# [WHAT YOU NEED TO DO]
Print the data exactly as it is given, please.
────────
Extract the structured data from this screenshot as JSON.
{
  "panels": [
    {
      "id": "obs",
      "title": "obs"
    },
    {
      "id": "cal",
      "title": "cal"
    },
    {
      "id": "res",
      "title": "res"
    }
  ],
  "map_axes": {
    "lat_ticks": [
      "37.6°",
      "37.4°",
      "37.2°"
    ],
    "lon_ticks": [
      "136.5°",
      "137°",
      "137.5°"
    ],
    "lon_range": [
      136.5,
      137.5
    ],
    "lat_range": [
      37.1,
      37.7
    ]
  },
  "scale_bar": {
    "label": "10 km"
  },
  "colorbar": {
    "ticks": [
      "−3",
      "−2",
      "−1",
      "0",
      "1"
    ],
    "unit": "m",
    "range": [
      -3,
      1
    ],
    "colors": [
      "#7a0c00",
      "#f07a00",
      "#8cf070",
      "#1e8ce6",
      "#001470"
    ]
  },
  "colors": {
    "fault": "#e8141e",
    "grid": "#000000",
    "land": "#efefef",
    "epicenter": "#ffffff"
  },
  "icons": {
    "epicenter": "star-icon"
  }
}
────────
# [SOLUTION]
Extract the structured data from this screenshot as JSON.
{
  "panels": [
    {
      "id": "obs",
      "title": "obs"
    },
    {
      "id": "cal",
      "title": "cal"
    },
    {
      "id": "res",
      "title": "res"
    }
  ],
  "map_axes": {
    "lat_ticks": [
      "37.6°",
      "37.4°",
      "37.2°"
    ],
    "lon_ticks": [
      "136.5°",
      "137°",
      "137.5°"
    ],
    "lon_range": [
      136.5,
      137.5
    ],
    "lat_range": [
      37.1,
      37.7
    ]
  },
  "scale_bar": {
    "label": "10 km"
  },
  "colorbar": {
    "ticks": [
      "−3",
      "−2",
      "−1",
      "0",
      "1"
    ],
    "unit": "m",
    "range": [
      -3,
      1
    ],
    "colors": [
      "#7a0c00",
      "#f07a00",
      "#8cf070",
      "#1e8ce6",
      "#001470"
    ]
  },
  "colors": {
    "fault": "#e8141e",
    "grid": "#000000",
    "land": "#efefef",
    "epicenter": "#ffffff"
  },
  "icons": {
    "epicenter": "star-icon"
  }
}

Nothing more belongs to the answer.